Request =
Check every line below for the word "What" and copy the ones that have it.

Start Data entries

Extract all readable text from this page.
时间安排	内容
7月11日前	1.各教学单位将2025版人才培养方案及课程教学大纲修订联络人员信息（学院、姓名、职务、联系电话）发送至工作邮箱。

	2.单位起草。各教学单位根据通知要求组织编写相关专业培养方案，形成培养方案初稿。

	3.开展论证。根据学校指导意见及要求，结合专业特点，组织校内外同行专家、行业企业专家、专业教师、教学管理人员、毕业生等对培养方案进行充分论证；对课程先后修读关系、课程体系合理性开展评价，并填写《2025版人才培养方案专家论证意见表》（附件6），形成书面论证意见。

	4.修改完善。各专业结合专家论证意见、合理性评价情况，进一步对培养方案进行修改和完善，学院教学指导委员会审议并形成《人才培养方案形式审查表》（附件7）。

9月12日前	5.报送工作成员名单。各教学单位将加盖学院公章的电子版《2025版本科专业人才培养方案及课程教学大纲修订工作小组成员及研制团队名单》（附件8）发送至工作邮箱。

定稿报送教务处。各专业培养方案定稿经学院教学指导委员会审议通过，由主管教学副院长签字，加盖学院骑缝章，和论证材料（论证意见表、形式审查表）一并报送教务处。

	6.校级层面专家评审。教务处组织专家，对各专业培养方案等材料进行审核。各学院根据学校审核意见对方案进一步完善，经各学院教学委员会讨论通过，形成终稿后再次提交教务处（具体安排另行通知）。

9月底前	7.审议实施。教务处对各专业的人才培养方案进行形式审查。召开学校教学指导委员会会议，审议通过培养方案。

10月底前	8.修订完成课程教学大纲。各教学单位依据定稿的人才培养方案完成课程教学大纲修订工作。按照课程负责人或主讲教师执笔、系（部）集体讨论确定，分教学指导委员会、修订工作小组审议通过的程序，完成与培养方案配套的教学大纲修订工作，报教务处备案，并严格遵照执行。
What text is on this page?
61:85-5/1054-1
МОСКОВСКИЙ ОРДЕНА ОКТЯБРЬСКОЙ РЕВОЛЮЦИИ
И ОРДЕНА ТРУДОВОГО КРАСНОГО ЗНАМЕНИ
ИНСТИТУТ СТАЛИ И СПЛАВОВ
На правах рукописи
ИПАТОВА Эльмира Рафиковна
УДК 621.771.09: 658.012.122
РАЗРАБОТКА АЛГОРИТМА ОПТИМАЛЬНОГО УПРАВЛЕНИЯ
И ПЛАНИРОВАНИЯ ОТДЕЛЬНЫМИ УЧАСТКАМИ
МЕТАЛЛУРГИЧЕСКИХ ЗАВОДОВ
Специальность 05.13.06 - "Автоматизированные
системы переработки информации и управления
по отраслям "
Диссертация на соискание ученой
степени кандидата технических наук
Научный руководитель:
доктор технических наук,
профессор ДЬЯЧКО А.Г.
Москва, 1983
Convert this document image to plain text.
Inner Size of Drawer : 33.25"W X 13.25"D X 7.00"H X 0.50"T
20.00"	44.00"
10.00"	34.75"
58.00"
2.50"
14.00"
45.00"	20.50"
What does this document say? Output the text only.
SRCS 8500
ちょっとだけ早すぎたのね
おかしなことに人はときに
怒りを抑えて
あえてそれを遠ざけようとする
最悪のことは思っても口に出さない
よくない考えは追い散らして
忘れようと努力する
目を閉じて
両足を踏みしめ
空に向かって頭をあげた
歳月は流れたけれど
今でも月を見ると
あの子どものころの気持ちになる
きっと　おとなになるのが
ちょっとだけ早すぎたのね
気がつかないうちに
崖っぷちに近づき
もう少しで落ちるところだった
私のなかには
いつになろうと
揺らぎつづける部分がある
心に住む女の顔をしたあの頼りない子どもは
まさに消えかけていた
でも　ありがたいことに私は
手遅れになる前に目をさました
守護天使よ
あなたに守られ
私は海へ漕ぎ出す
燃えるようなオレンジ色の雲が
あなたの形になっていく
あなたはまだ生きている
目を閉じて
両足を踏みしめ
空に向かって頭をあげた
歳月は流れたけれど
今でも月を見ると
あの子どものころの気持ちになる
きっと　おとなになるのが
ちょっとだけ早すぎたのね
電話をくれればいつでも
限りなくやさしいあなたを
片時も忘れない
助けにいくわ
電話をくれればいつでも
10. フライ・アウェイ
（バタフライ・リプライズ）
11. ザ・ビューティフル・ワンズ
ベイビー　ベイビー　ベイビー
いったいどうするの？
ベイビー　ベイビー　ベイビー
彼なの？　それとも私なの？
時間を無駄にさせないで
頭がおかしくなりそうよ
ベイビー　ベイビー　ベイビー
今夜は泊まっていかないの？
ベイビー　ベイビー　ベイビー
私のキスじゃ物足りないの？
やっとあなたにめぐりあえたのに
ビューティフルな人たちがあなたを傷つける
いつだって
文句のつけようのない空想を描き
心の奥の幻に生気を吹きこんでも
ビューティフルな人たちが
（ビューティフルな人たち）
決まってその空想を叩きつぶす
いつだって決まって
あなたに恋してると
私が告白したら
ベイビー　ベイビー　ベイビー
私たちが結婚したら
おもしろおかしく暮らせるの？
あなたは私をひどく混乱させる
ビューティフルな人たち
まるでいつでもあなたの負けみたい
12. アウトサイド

End Data entries

Output for this exercise =
What text is on this page?
What does this document say? Output the text only.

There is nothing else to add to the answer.